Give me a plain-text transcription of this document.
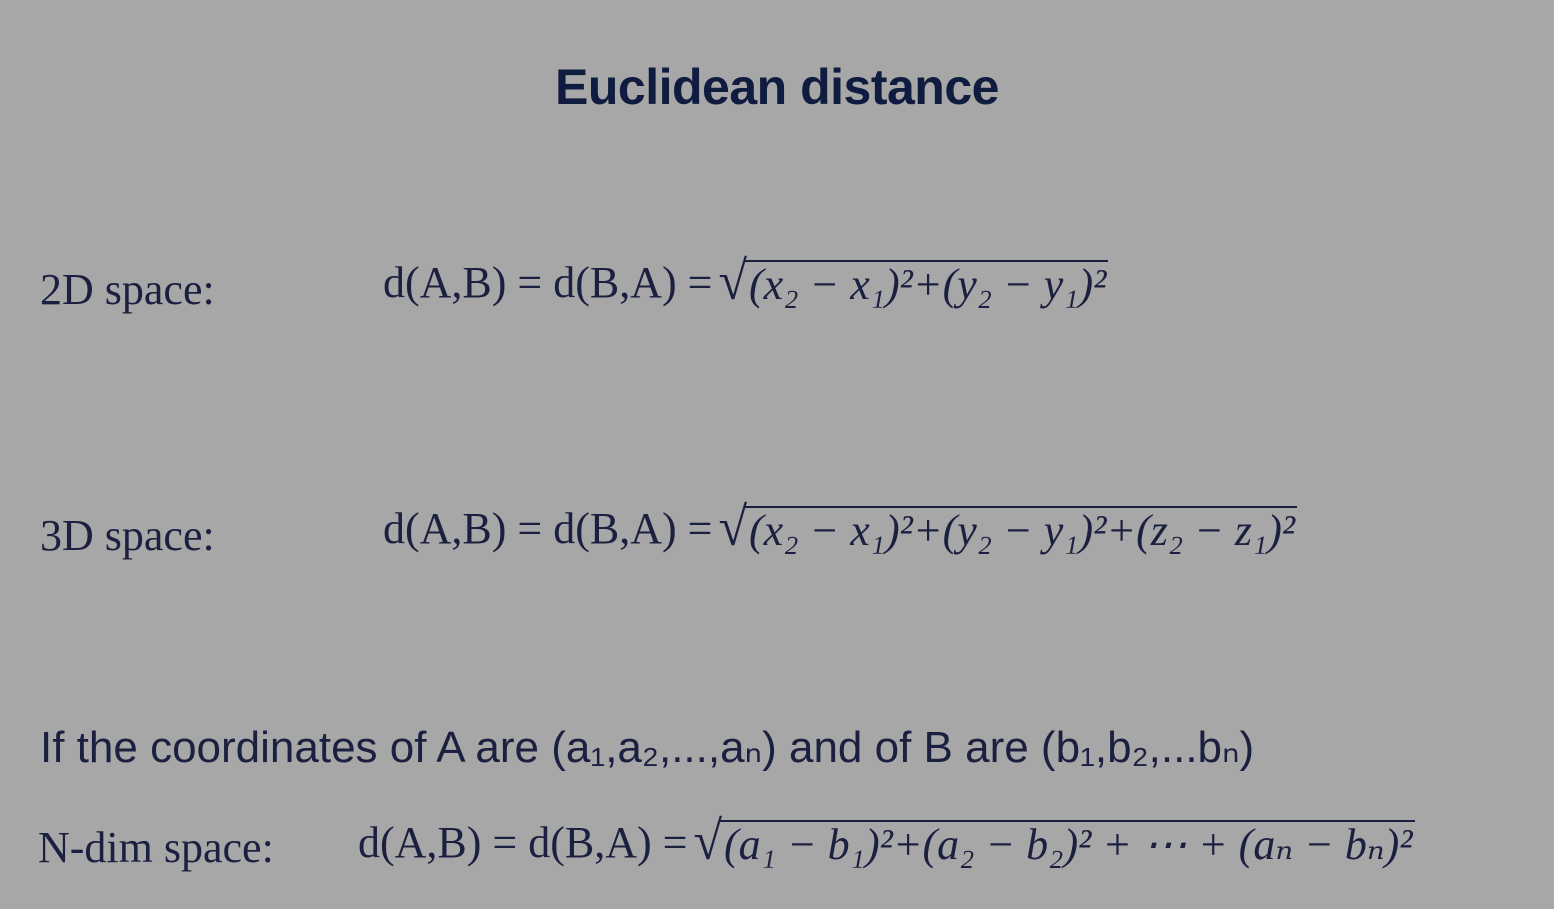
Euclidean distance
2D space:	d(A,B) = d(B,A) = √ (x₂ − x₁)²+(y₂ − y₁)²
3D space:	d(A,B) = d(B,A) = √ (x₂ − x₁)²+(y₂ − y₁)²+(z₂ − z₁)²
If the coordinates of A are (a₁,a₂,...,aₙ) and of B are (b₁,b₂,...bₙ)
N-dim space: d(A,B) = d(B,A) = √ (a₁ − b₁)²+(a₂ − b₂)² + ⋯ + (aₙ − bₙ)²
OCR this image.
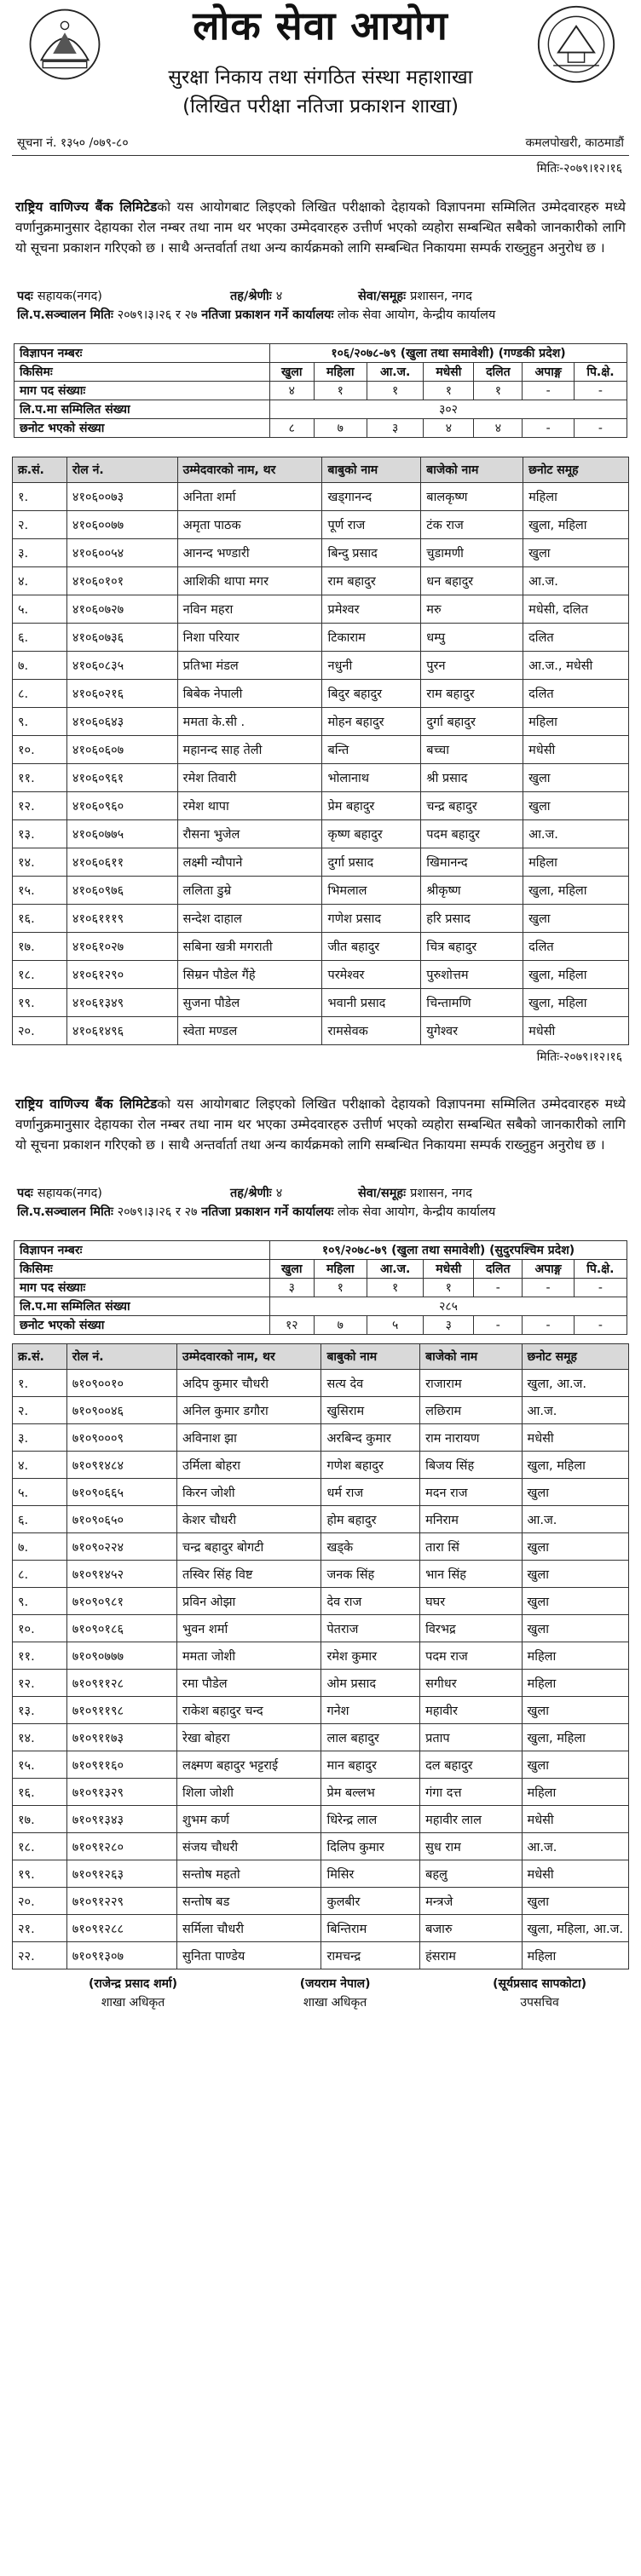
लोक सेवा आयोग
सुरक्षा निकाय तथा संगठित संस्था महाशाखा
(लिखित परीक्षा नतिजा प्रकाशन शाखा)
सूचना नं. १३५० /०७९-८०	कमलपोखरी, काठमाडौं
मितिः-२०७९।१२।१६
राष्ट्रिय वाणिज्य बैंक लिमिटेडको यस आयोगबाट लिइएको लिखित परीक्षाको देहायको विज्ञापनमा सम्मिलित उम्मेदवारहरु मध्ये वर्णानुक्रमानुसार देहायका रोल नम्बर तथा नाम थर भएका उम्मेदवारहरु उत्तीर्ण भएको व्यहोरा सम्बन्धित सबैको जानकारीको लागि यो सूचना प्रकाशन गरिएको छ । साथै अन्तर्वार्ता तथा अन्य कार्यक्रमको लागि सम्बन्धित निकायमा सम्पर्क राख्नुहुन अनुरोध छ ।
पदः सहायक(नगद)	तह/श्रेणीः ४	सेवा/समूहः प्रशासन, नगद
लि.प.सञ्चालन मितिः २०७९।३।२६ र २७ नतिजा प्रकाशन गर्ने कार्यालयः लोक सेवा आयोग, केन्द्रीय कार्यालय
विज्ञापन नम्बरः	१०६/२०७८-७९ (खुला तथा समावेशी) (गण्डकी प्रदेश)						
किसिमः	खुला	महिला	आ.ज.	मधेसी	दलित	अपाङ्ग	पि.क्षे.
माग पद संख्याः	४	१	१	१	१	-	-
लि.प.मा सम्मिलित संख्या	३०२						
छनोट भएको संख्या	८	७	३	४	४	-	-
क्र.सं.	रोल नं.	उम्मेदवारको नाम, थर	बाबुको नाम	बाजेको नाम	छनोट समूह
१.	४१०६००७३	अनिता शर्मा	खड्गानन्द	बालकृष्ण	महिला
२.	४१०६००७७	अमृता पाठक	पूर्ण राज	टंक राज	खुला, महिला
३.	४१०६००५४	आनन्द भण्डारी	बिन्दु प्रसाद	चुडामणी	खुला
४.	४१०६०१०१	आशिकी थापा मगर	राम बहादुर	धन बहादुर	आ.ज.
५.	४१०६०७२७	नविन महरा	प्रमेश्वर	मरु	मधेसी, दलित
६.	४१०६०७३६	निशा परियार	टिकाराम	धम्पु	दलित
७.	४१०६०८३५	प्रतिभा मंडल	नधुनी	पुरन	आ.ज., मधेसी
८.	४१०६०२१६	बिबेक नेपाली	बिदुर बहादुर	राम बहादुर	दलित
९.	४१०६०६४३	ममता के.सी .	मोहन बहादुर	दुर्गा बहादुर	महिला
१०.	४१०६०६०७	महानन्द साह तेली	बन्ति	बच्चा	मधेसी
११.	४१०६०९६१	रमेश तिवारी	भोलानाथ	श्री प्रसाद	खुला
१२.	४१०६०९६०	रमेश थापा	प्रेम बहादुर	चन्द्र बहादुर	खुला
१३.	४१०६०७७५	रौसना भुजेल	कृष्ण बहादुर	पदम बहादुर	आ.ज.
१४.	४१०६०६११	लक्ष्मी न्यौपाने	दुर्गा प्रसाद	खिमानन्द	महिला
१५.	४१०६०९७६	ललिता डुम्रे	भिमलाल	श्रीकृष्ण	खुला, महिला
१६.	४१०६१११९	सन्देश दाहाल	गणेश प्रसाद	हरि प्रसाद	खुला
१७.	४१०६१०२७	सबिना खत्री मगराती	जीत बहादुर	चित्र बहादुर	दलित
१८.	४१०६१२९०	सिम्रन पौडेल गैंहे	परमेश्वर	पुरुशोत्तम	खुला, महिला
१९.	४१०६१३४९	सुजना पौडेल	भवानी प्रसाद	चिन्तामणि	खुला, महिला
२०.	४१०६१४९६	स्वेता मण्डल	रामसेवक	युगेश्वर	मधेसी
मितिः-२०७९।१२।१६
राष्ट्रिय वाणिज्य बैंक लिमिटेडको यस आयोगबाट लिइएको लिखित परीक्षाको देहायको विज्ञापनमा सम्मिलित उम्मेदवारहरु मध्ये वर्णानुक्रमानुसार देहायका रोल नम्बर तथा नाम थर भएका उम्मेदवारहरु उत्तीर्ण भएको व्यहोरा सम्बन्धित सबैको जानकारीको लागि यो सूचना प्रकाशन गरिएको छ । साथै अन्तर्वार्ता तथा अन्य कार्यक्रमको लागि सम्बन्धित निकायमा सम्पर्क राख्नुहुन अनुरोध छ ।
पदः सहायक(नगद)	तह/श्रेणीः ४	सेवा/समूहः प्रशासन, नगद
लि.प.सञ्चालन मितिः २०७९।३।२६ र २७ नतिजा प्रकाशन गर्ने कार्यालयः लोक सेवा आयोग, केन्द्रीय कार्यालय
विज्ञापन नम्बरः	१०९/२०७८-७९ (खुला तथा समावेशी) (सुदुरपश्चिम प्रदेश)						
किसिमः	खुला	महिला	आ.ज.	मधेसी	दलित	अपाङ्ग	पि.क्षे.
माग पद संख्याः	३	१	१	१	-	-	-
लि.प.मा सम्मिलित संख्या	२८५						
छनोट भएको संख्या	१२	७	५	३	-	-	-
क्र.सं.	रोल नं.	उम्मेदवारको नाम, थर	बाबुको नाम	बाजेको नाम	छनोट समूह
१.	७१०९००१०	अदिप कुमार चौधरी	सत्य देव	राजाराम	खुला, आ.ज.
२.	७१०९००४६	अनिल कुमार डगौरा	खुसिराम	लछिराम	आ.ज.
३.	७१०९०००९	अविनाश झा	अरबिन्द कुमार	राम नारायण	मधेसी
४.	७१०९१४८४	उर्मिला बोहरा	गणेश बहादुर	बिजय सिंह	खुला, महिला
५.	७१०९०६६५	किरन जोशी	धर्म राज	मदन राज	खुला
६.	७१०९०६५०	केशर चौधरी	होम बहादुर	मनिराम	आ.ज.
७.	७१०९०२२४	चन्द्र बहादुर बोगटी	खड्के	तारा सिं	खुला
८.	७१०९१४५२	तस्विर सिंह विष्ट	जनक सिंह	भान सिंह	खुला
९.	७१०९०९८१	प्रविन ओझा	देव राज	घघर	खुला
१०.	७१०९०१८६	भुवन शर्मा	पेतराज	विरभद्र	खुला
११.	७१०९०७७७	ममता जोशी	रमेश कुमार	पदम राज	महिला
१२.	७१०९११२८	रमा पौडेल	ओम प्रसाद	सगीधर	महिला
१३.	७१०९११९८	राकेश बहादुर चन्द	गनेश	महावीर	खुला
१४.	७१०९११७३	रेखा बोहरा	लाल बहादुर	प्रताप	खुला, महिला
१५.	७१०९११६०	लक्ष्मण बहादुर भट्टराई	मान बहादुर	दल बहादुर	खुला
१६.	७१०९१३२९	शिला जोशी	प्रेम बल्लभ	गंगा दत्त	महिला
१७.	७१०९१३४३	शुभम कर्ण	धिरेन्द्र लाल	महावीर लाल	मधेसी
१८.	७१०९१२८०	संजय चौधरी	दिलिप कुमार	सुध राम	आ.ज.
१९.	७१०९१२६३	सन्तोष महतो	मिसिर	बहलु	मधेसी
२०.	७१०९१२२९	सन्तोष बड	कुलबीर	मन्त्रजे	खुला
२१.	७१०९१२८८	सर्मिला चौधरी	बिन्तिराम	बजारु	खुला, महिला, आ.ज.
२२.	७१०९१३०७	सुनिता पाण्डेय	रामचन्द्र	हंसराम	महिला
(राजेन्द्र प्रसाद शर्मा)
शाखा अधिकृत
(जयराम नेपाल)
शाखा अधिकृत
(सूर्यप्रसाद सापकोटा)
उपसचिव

==

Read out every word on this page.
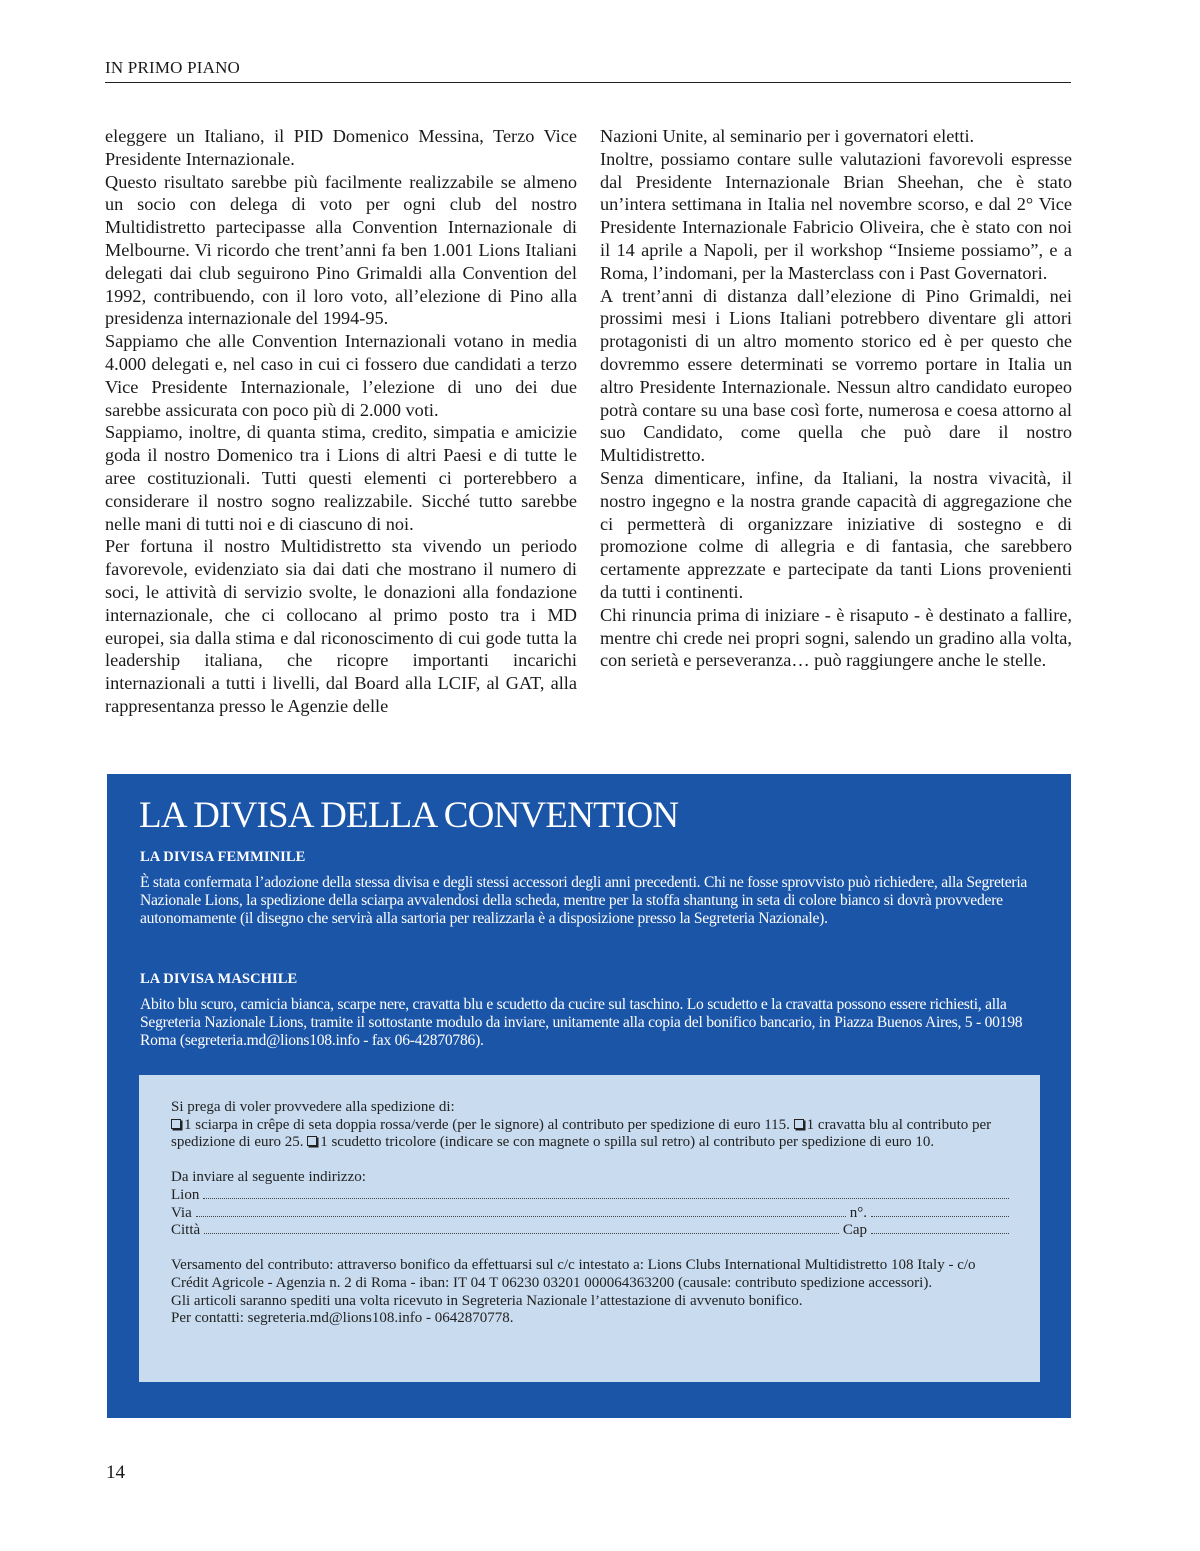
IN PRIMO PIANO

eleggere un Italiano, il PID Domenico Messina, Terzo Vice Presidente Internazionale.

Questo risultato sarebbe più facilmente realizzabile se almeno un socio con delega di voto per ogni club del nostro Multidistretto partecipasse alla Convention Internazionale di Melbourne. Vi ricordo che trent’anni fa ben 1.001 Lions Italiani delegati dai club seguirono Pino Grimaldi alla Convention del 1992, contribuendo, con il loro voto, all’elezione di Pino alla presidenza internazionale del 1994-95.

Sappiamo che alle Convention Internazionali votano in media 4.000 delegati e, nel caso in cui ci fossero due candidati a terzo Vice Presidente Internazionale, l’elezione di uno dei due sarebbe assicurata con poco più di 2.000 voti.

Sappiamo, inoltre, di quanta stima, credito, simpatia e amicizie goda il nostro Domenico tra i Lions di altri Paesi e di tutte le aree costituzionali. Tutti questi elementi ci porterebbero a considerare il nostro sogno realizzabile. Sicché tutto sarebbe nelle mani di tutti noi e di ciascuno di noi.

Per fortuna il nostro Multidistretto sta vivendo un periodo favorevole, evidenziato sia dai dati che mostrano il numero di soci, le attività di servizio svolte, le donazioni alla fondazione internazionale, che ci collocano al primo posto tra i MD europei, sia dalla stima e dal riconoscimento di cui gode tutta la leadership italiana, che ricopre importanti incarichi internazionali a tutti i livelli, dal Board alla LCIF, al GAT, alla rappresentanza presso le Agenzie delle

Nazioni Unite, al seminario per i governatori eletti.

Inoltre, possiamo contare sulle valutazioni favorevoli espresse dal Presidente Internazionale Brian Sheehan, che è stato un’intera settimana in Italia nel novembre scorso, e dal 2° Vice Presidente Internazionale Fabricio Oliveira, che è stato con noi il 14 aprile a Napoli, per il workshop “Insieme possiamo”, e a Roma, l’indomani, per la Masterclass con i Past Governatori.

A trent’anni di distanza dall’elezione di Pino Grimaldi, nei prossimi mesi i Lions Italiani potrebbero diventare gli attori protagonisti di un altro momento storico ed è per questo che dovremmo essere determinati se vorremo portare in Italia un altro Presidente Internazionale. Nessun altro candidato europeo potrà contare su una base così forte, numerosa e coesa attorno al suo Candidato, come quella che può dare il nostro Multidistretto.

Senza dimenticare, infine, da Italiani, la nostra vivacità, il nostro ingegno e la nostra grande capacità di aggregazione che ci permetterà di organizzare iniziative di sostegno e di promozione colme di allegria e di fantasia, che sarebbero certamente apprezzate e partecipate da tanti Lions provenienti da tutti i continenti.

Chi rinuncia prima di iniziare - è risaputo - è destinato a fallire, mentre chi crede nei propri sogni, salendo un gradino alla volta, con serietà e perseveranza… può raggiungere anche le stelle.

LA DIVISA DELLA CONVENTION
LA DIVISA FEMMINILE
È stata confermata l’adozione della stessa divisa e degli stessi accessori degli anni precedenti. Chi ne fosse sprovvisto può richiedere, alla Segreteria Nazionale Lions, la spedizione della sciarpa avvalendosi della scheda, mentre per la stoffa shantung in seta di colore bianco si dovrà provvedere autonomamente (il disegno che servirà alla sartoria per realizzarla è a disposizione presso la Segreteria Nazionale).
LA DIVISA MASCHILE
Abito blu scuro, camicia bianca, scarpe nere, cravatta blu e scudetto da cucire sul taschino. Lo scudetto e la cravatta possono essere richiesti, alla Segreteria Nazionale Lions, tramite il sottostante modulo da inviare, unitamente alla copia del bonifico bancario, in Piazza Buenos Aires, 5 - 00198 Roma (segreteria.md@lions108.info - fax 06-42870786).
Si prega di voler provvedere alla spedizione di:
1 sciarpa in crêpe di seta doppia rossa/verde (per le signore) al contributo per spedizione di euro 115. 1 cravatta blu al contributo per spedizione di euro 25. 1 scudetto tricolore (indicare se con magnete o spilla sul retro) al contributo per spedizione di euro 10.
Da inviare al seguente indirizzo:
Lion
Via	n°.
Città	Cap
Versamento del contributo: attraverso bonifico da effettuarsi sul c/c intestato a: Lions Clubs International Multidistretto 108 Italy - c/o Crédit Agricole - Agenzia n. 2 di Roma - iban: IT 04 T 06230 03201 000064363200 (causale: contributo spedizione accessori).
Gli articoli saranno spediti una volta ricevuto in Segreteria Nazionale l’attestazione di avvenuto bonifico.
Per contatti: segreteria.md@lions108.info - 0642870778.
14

- EXERCISE TASK:
Scan the listing above for the word "tutti" and show each line where it is found.

- COMPLETED EXERCISE:
Sappiamo, inoltre, di quanta stima, credito, simpatia e amicizie goda il nostro Domenico tra i Lions di altri Paesi e di tutte le aree costituzionali. Tutti questi elementi ci porterebbero a considerare il nostro sogno realizzabile. Sicché tutto sarebbe nelle mani di tutti noi e di ciascuno di noi.
Per fortuna il nostro Multidistretto sta vivendo un periodo favorevole, evidenziato sia dai dati che mostrano il numero di soci, le attività di servizio svolte, le donazioni alla fondazione internazionale, che ci collocano al primo posto tra i MD europei, sia dalla stima e dal riconoscimento di cui gode tutta la leadership italiana, che ricopre importanti incarichi internazionali a tutti i livelli, dal Board alla LCIF, al GAT, alla rappresentanza presso le Agenzie delle
Senza dimenticare, infine, da Italiani, la nostra vivacità, il nostro ingegno e la nostra grande capacità di aggregazione che ci permetterà di organizzare iniziative di sostegno e di promozione colme di allegria e di fantasia, che sarebbero certamente apprezzate e partecipate da tanti Lions provenienti da tutti i continenti.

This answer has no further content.